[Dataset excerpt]
▼

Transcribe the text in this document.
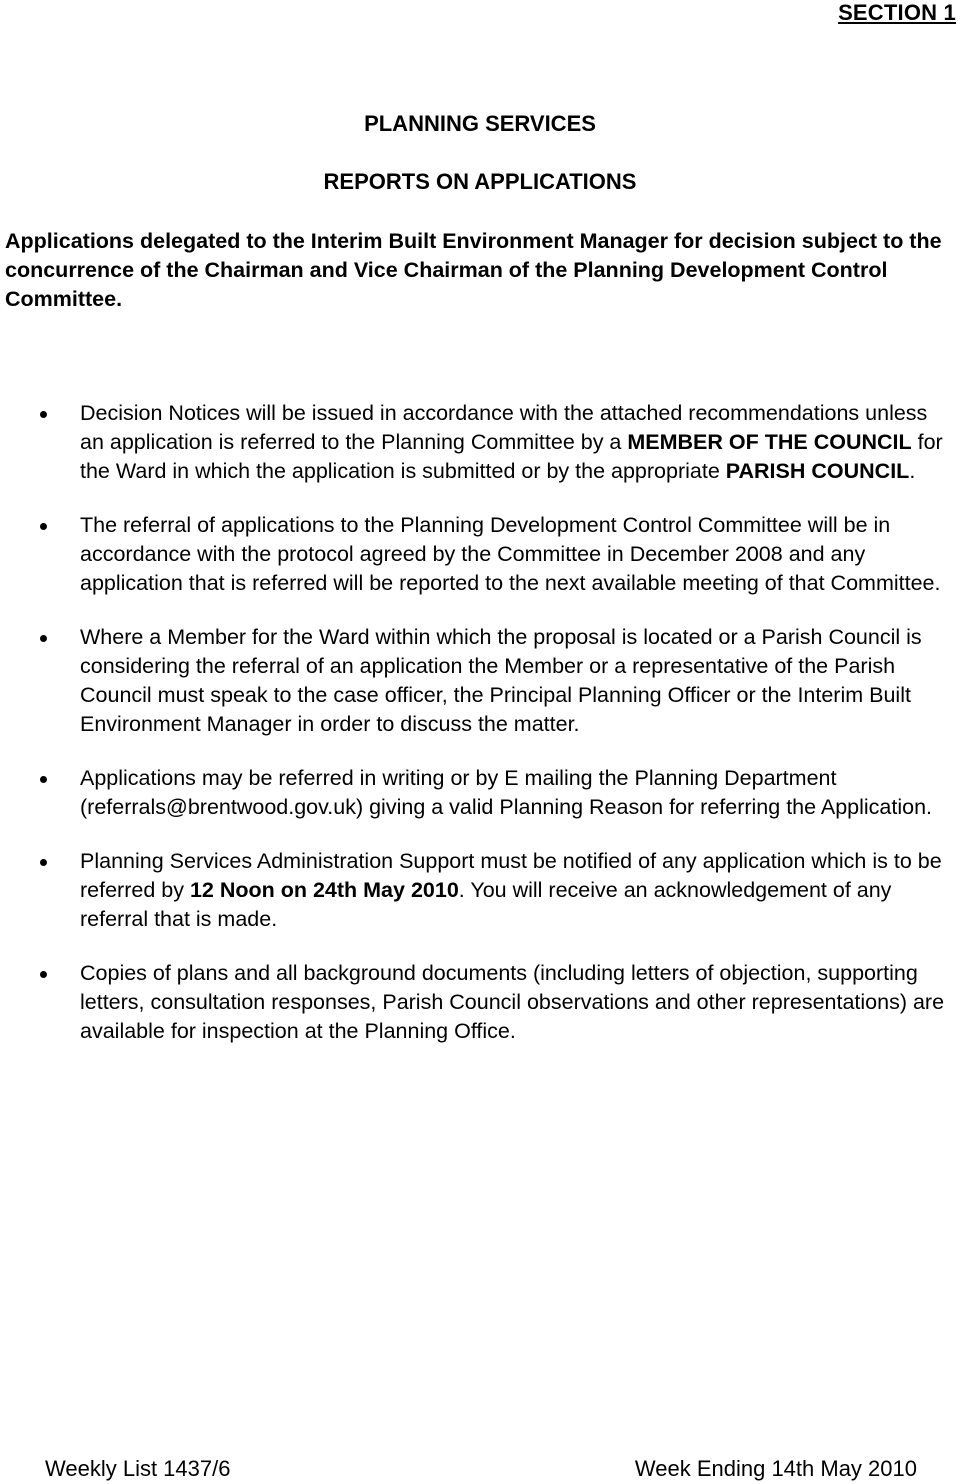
SECTION 1
PLANNING SERVICES
REPORTS ON APPLICATIONS
Applications delegated to the Interim Built Environment Manager for decision subject to the concurrence of the Chairman and Vice Chairman of the Planning Development Control Committee.
Decision Notices will be issued in accordance with the attached recommendations unless an application is referred to the Planning Committee by a MEMBER OF THE COUNCIL for the Ward in which the application is submitted or by the appropriate PARISH COUNCIL.
The referral of applications to the Planning Development Control Committee will be in accordance with the protocol agreed by the Committee in December 2008 and any application that is referred will be reported to the next available meeting of that Committee.
Where a Member for the Ward within which the proposal is located or a Parish Council is considering the referral of an application the Member or a representative of the Parish Council must speak to the case officer, the Principal Planning Officer or the Interim Built Environment Manager in order to discuss the matter.
Applications may be referred in writing or by E mailing the Planning Department (referrals@brentwood.gov.uk) giving a valid Planning Reason for referring the Application.
Planning Services Administration Support must be notified of any application which is to be referred by 12 Noon on 24th May 2010. You will receive an acknowledgement of any referral that is made.
Copies of plans and all background documents (including letters of objection, supporting letters, consultation responses, Parish Council observations and other representations) are available for inspection at the Planning Office.
Weekly List 1437/6	Week Ending 14th May 2010
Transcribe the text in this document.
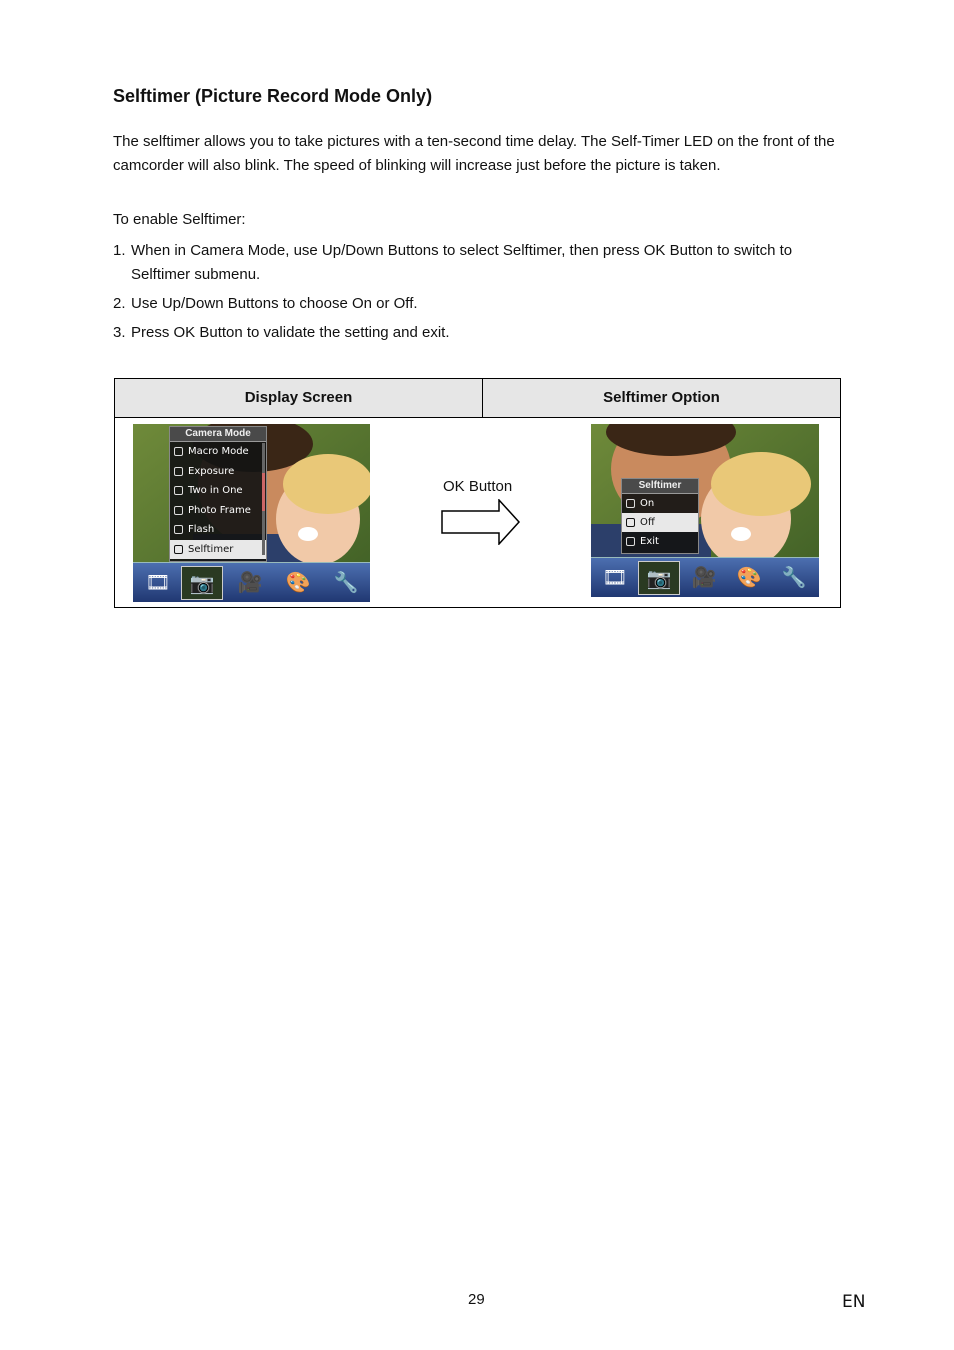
Selftimer (Picture Record Mode Only)
The selftimer allows you to take pictures with a ten-second time delay. The Self-Timer LED on the front of the camcorder will also blink. The speed of blinking will increase just before the picture is taken.
To enable Selftimer:
1. When in Camera Mode, use Up/Down Buttons to select Selftimer, then press OK Button to switch to Selftimer submenu.
2. Use Up/Down Buttons to choose On or Off.
3. Press OK Button to validate the setting and exit.
Display Screen	Selftimer Option
Camera Mode
Macro Mode
Exposure
Two in One
Photo Frame
Flash
Selftimer
🎞 📷	🎥	🎨	🔧
OK Button	Selftimer
On
Off
Exit
🎞 📷	🎥	🎨	🔧
29	EN
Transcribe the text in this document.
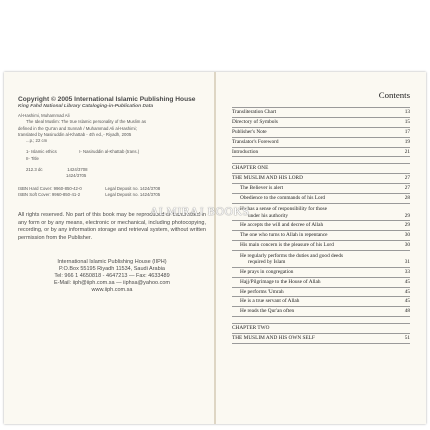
Copyright © 2005 International Islamic Publishing House

King Fahd National Library Cataloging-in-Publication Data

Al-Hashimi, Muhammad Ali
The Ideal Muslim: The true Islamic personality of the Muslim as
defined in the Qur'an and Sunnah / Muhammad Ali al-Hashimi;
translated by Nasiruddin al-Khattab - 4th ed.,- Riyadh, 2005
...p.; 22 cm
1- Islamic ethics	I- Nasiruddin al-Khattab (trans.)
II- Title
212.3 dc	1424/3708
1424/3705
ISBN Hard Cover: 9960-850-42-0	Legal Deposit no. 1424/3708
ISBN Soft Cover: 9960-850-41-2	Legal Deposit no. 1424/3705
All rights reserved. No part of this book may be reproduced or transmitted in any form or by any means, electronic or mechanical, including photocopying, recording, or by any information storage and retrieval system, without written permission from the Publisher.
International Islamic Publishing House (IIPH)
P.O.Box 55195 Riyadh 11534, Saudi Arabia
Tel: 966 1 4650818 - 4647213 — Fax: 4633489
E-Mail: iiph@iiph.com.sa — iiphsa@yahoo.com
www.iiph.com.sa
Contents
Transliteration Chart	13
Directory of Symbols	15
Publisher's Note	17
Translator's Foreword	19
Introduction	21
CHAPTER ONE
THE MUSLIM AND HIS LORD	27
The Believer is alert	27
Obedience to the commands of his Lord	28
He has a sense of responsibility for those
under his authority	29
He accepts the will and decree of Allah	29
The one who turns to Allah in repentance	30
His main concern is the pleasure of his Lord	30
He regularly performs the duties and good deeds
required by Islam	31
He prays in congregation	33
Hajj/Pilgrimage to the House of Allah	45
He performs 'Umrah	45
He is a true servant of Allah	45
He reads the Qur'an often	48
CHAPTER TWO
THE MUSLIM AND HIS OWN SELF	51
ALMIRAJ BOOKS
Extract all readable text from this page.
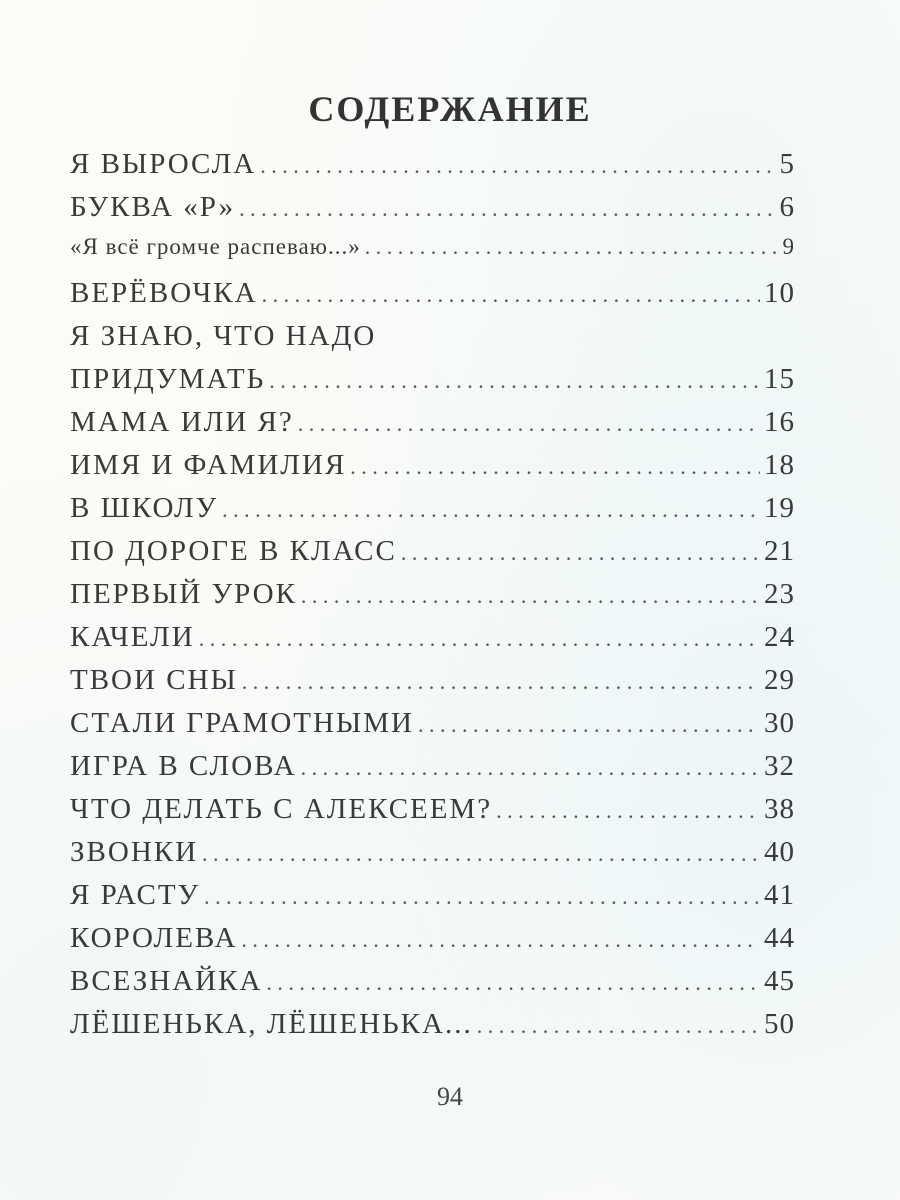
СОДЕРЖАНИЕ
Я ВЫРОСЛА . . .	5
БУКВА «Р» . . .	6
«Я всё громче распеваю...» . . .	9
ВЕРЁВОЧКА . . .	10
Я ЗНАЮ, ЧТО НАДО
ПРИДУМАТЬ . . .	15
МАМА ИЛИ Я? . . .	16
ИМЯ И ФАМИЛИЯ . . .	18
В ШКОЛУ . . .	19
ПО ДОРОГЕ В КЛАСС . . .	21
ПЕРВЫЙ УРОК . . .	23
КАЧЕЛИ . . .	24
ТВОИ СНЫ . . .	29
СТАЛИ ГРАМОТНЫМИ . . .	30
ИГРА В СЛОВА . . .	32
ЧТО ДЕЛАТЬ С АЛЕКСЕЕМ? . . .	38
ЗВОНКИ . . .	40
Я РАСТУ . . .	41
КОРОЛЕВА . . .	44
ВСЕЗНАЙКА . . .	45
ЛЁШЕНЬКА, ЛЁШЕНЬКА... . . .	50
94
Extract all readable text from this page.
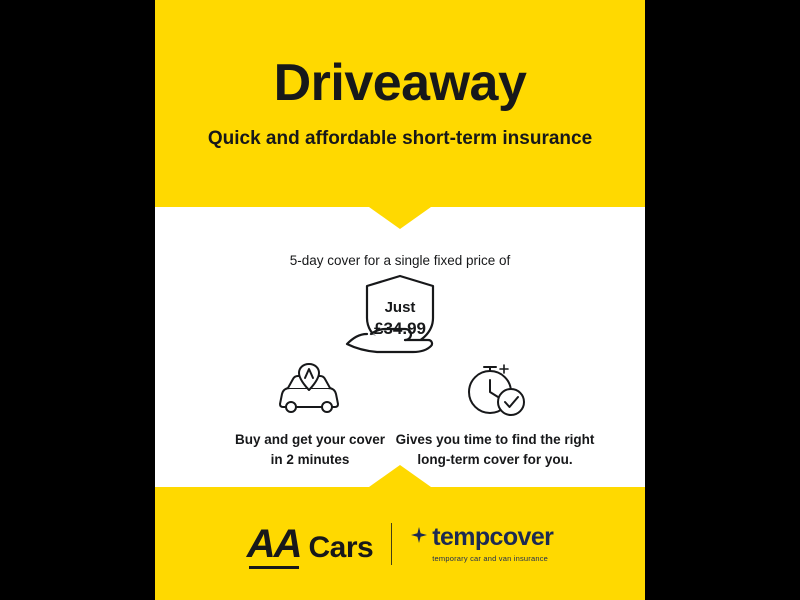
Driveaway
Quick and affordable short-term insurance
5-day cover for a single fixed price of
Just
£34.99
Buy and get your cover
in 2 minutes
Gives you time to find the right
long-term cover for you.
AA Cars tempcover
temporary car and van insurance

▲

### What the task asks
Every line of the data above should be quoted exactly. Omit the pictures.

### Answer to the exercise
Transcribe the text in this document.
SECTION 1
PLANNING SERVICES
REPORTS ON APPLICATIONS
Applications delegated to the Interim Built Environment Manager for decision subject to the concurrence of the Chairman and Vice Chairman of the Planning Development Control Committee.
Decision Notices will be issued in accordance with the attached recommendations unless an application is referred to the Planning Committee by a MEMBER OF THE COUNCIL for the Ward in which the application is submitted or by the appropriate PARISH COUNCIL.
The referral of applications to the Planning Development Control Committee will be in accordance with the protocol agreed by the Committee in December 2008 and any application that is referred will be reported to the next available meeting of that Committee.
Where a Member for the Ward within which the proposal is located or a Parish Council is considering the referral of an application the Member or a representative of the Parish Council must speak to the case officer, the Principal Planning Officer or the Interim Built Environment Manager in order to discuss the matter.
Applications may be referred in writing or by E mailing the Planning Department (referrals@brentwood.gov.uk) giving a valid Planning Reason for referring the Application.
Planning Services Administration Support must be notified of any application which is to be referred by 12 Noon on 24th May 2010. You will receive an acknowledgement of any referral that is made.
Copies of plans and all background documents (including letters of objection, supporting letters, consultation responses, Parish Council observations and other representations) are available for inspection at the Planning Office.
Weekly List 1437/6	Week Ending 14th May 2010
Transcribe the text in this document.
Selftimer (Picture Record Mode Only)
The selftimer allows you to take pictures with a ten-second time delay. The Self-Timer LED on the front of the camcorder will also blink. The speed of blinking will increase just before the picture is taken.
To enable Selftimer:
1. When in Camera Mode, use Up/Down Buttons to select Selftimer, then press OK Button to switch to Selftimer submenu.
2. Use Up/Down Buttons to choose On or Off.
3. Press OK Button to validate the setting and exit.
Display Screen	Selftimer Option
Camera Mode
Macro Mode
Exposure
Two in One
Photo Frame
Flash
Selftimer
🎞 📷	🎥	🎨	🔧
OK Button	Selftimer
On
Off
Exit
🎞 📷	🎥	🎨	🔧
29	EN
Transcribe the text in this document.
Copyright © 2005 International Islamic Publishing House

King Fahd National Library Cataloging-in-Publication Data

Al-Hashimi, Muhammad Ali
The Ideal Muslim: The true Islamic personality of the Muslim as
defined in the Qur'an and Sunnah / Muhammad Ali al-Hashimi;
translated by Nasiruddin al-Khattab - 4th ed.,- Riyadh, 2005
...p.; 22 cm
1- Islamic ethics	I- Nasiruddin al-Khattab (trans.)
II- Title
212.3 dc	1424/3708
1424/3705
ISBN Hard Cover: 9960-850-42-0	Legal Deposit no. 1424/3708
ISBN Soft Cover: 9960-850-41-2	Legal Deposit no. 1424/3705
All rights reserved. No part of this book may be reproduced or transmitted in any form or by any means, electronic or mechanical, including photocopying, recording, or by any information storage and retrieval system, without written permission from the Publisher.
International Islamic Publishing House (IIPH)
P.O.Box 55195 Riyadh 11534, Saudi Arabia
Tel: 966 1 4650818 - 4647213 — Fax: 4633489
E-Mail: iiph@iiph.com.sa — iiphsa@yahoo.com
www.iiph.com.sa
Contents
Transliteration Chart	13
Directory of Symbols	15
Publisher's Note	17
Translator's Foreword	19
Introduction	21
CHAPTER ONE
THE MUSLIM AND HIS LORD	27
The Believer is alert	27
Obedience to the commands of his Lord	28
He has a sense of responsibility for those
under his authority	29
He accepts the will and decree of Allah	29
The one who turns to Allah in repentance	30
His main concern is the pleasure of his Lord	30
He regularly performs the duties and good deeds
required by Islam	31
He prays in congregation	33
Hajj/Pilgrimage to the House of Allah	45
He performs 'Umrah	45
He is a true servant of Allah	45
He reads the Qur'an often	48
CHAPTER TWO
THE MUSLIM AND HIS OWN SELF	51
ALMIRAJ BOOKS
Extract all readable text from this page.
СОДЕРЖАНИЕ
Я ВЫРОСЛА . . .	5
БУКВА «Р» . . .	6
«Я всё громче распеваю...» . . .	9
ВЕРЁВОЧКА . . .	10
Я ЗНАЮ, ЧТО НАДО
ПРИДУМАТЬ . . .	15
МАМА ИЛИ Я? . . .	16
ИМЯ И ФАМИЛИЯ . . .	18
В ШКОЛУ . . .	19
ПО ДОРОГЕ В КЛАСС . . .	21
ПЕРВЫЙ УРОК . . .	23
КАЧЕЛИ . . .	24
ТВОИ СНЫ . . .	29
СТАЛИ ГРАМОТНЫМИ . . .	30
ИГРА В СЛОВА . . .	32
ЧТО ДЕЛАТЬ С АЛЕКСЕЕМ? . . .	38
ЗВОНКИ . . .	40
Я РАСТУ . . .	41
КОРОЛЕВА . . .	44
ВСЕЗНАЙКА . . .	45
ЛЁШЕНЬКА, ЛЁШЕНЬКА... . . .	50
94
Extract all readable text from this page.
Driveaway
Quick and affordable short-term insurance
5-day cover for a single fixed price of
Just
£34.99
Buy and get your cover
in 2 minutes
Gives you time to find the right
long-term cover for you.
AA Cars tempcover
temporary car and van insurance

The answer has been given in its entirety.